#### Data extract
==================================================

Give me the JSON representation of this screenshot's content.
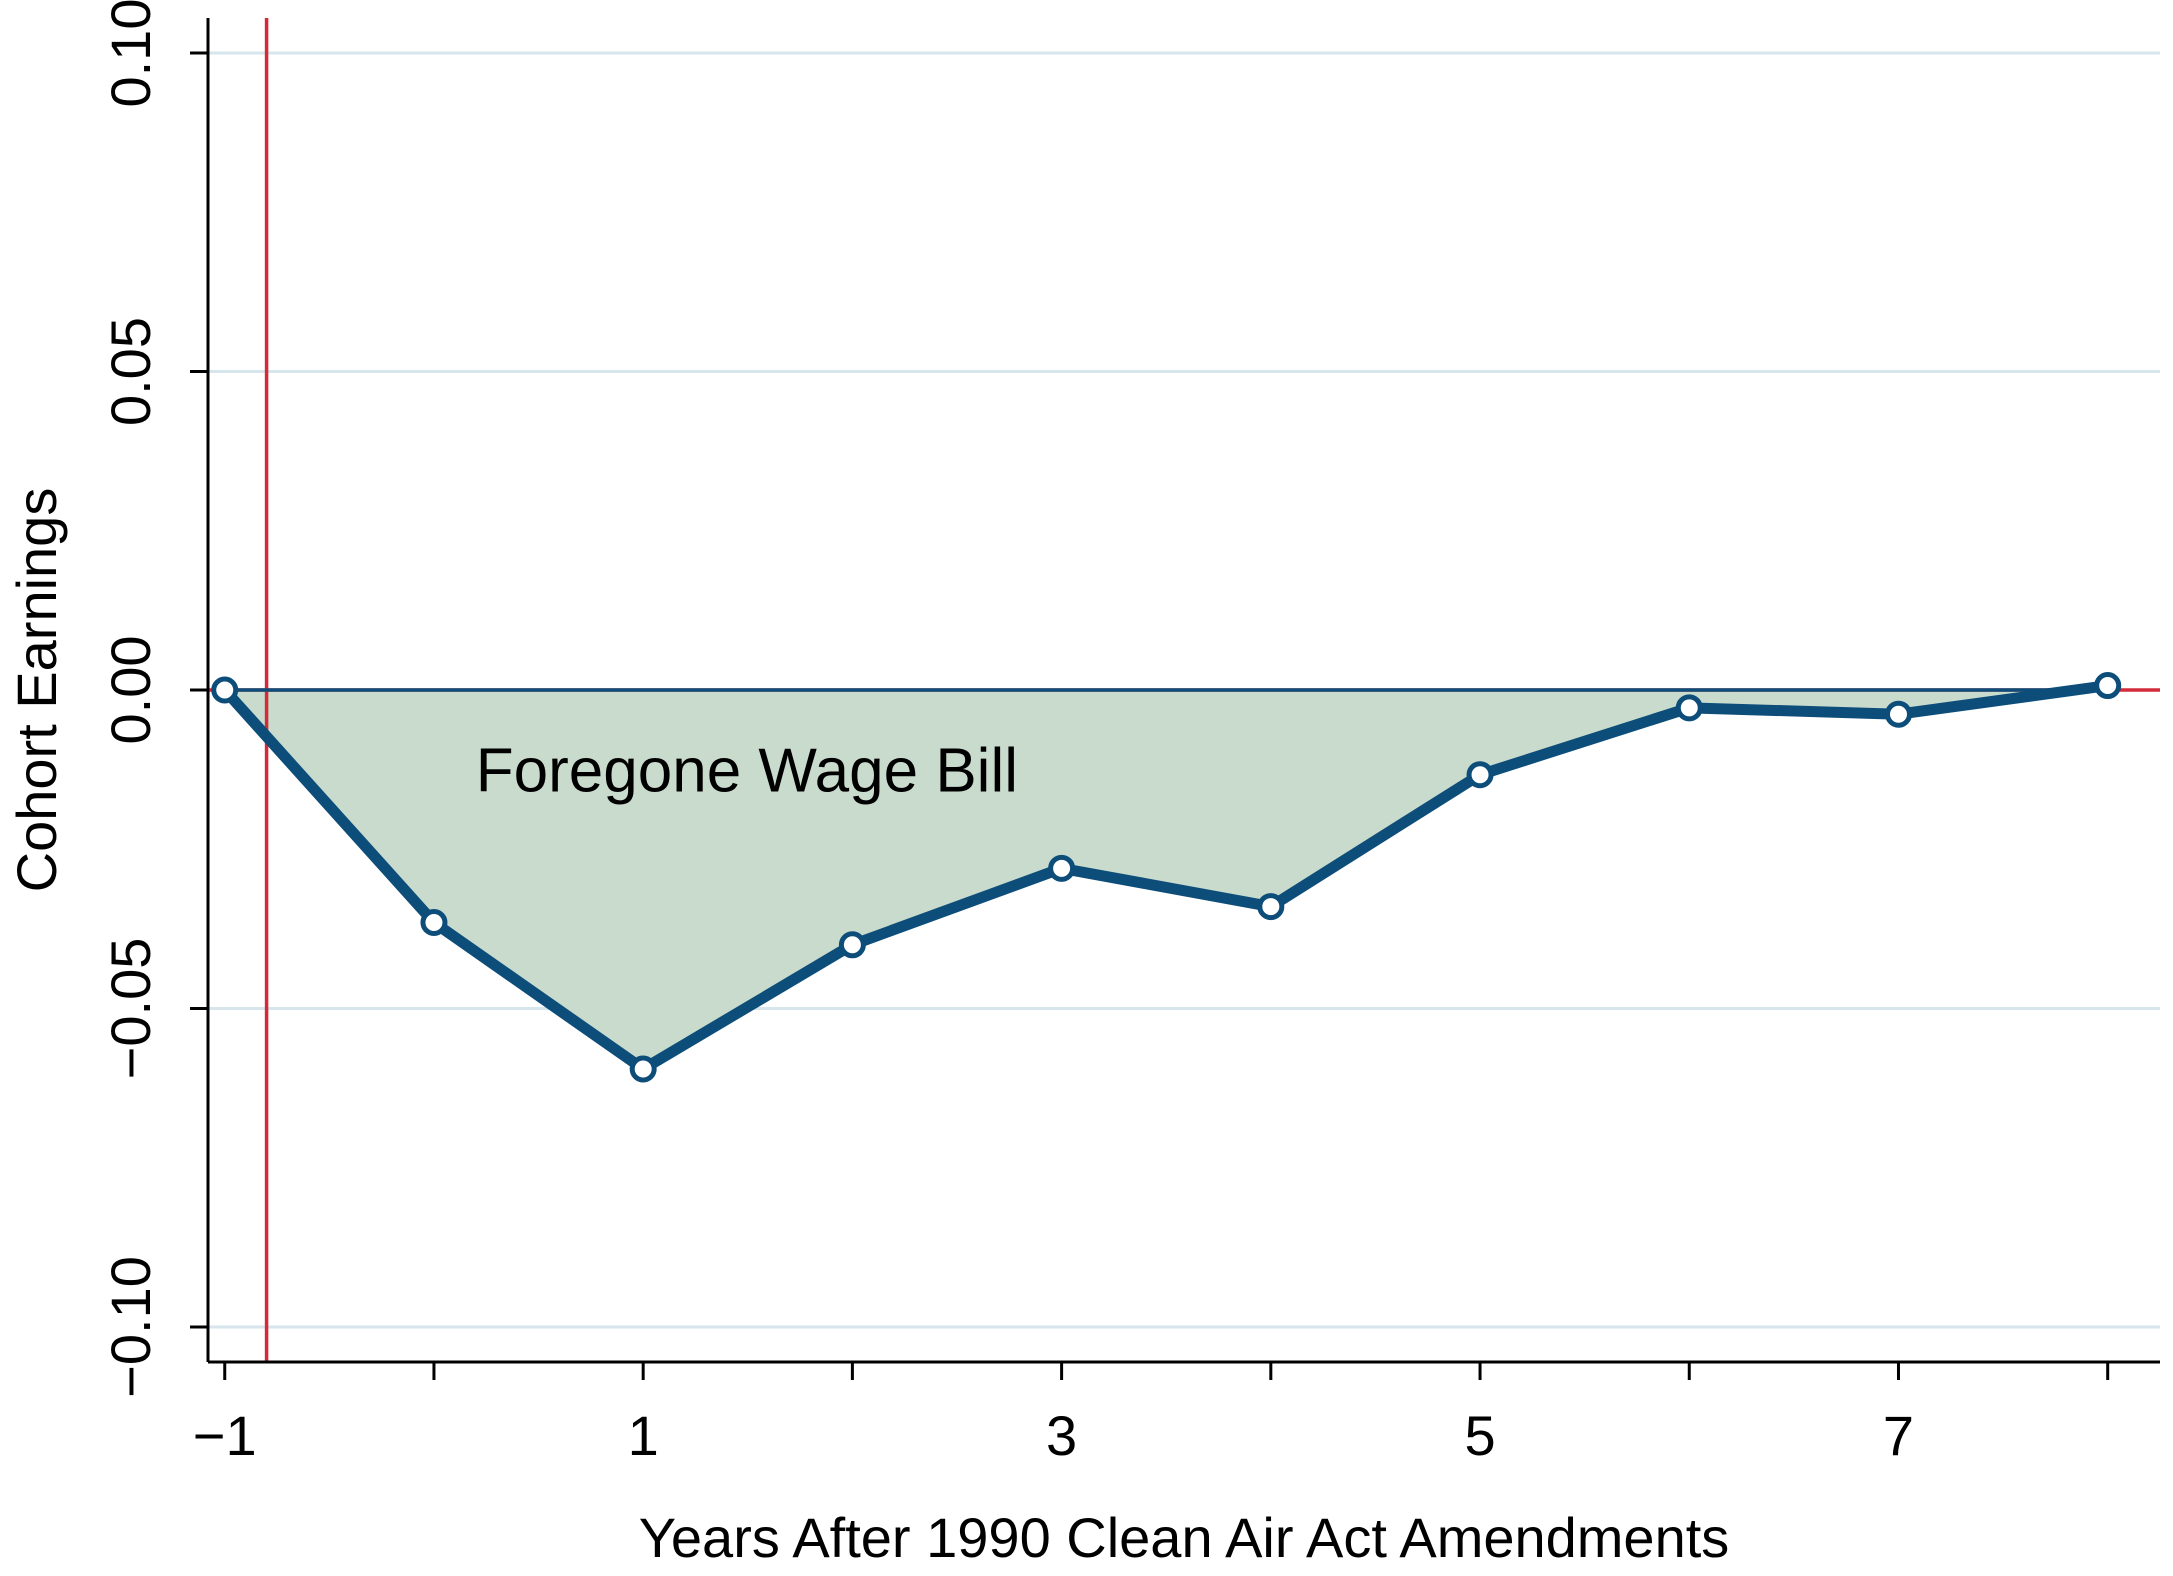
{
  "chart_data": {
    "type": "area",
    "title": "",
    "xlabel": "Years After 1990 Clean Air Act Amendments",
    "ylabel": "Cohort Earnings",
    "x": [
      -1,
      0,
      1,
      2,
      3,
      4,
      5,
      6,
      7,
      8
    ],
    "series": [
      {
        "values": [
          0.0,
          -0.0365,
          -0.0595,
          -0.04,
          -0.028,
          -0.034,
          -0.0133,
          -0.0028,
          -0.0038,
          0.0007
        ],
        "color": "#0d4d7a"
      }
    ],
    "xlim": [
      -1.08,
      8.25
    ],
    "ylim": [
      -0.1055,
      0.1055
    ],
    "xticks": [
      -1,
      1,
      3,
      5,
      7
    ],
    "xtick_labels": [
      "−1",
      "1",
      "3",
      "5",
      "7"
    ],
    "yticks": [
      0.1,
      0.05,
      0.0,
      -0.05,
      -0.1
    ],
    "ytick_labels": [
      "0.10",
      "0.05",
      "0.00",
      "−0.05",
      "−0.10"
    ],
    "grid": true,
    "fill_between_zero_and_series": true,
    "fill_color": "#c9dbcd",
    "reference_lines": [
      {
        "orientation": "vertical",
        "x": -0.8,
        "color": "#d22b3a"
      },
      {
        "orientation": "horizontal",
        "y": 0.0,
        "color": "#d22b3a"
      }
    ],
    "annotations": [
      {
        "text": "Foregone Wage Bill",
        "x": 0.2,
        "y": -0.0125
      }
    ],
    "colors": {
      "line": "#0d4d7a",
      "fill": "#c9dbcd",
      "grid": "#d6e6ec",
      "reference": "#d22b3a",
      "marker_fill": "#ffffff",
      "axis": "#000000"
    }
  }
}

==================================================

Reproduce the listing word for word and omit its pictures.

Give me the JSON representation of this screenshot's content.
{
  "chart_data": {
    "type": "area",
    "title": "",
    "xlabel": "Years After 1990 Clean Air Act Amendments",
    "ylabel": "Cohort Earnings",
    "x": [
      -1,
      0,
      1,
      2,
      3,
      4,
      5,
      6,
      7,
      8
    ],
    "series": [
      {
        "values": [
          0.0,
          -0.0365,
          -0.0595,
          -0.04,
          -0.028,
          -0.034,
          -0.0133,
          -0.0028,
          -0.0038,
          0.0007
        ],
        "color": "#0d4d7a"
      }
    ],
    "xlim": [
      -1.08,
      8.25
    ],
    "ylim": [
      -0.1055,
      0.1055
    ],
    "xticks": [
      -1,
      1,
      3,
      5,
      7
    ],
    "xtick_labels": [
      "−1",
      "1",
      "3",
      "5",
      "7"
    ],
    "yticks": [
      0.1,
      0.05,
      0.0,
      -0.05,
      -0.1
    ],
    "ytick_labels": [
      "0.10",
      "0.05",
      "0.00",
      "−0.05",
      "−0.10"
    ],
    "grid": true,
    "fill_between_zero_and_series": true,
    "fill_color": "#c9dbcd",
    "reference_lines": [
      {
        "orientation": "vertical",
        "x": -0.8,
        "color": "#d22b3a"
      },
      {
        "orientation": "horizontal",
        "y": 0.0,
        "color": "#d22b3a"
      }
    ],
    "annotations": [
      {
        "text": "Foregone Wage Bill",
        "x": 0.2,
        "y": -0.0125
      }
    ],
    "colors": {
      "line": "#0d4d7a",
      "fill": "#c9dbcd",
      "grid": "#d6e6ec",
      "reference": "#d22b3a",
      "marker_fill": "#ffffff",
      "axis": "#000000"
    }
  }
}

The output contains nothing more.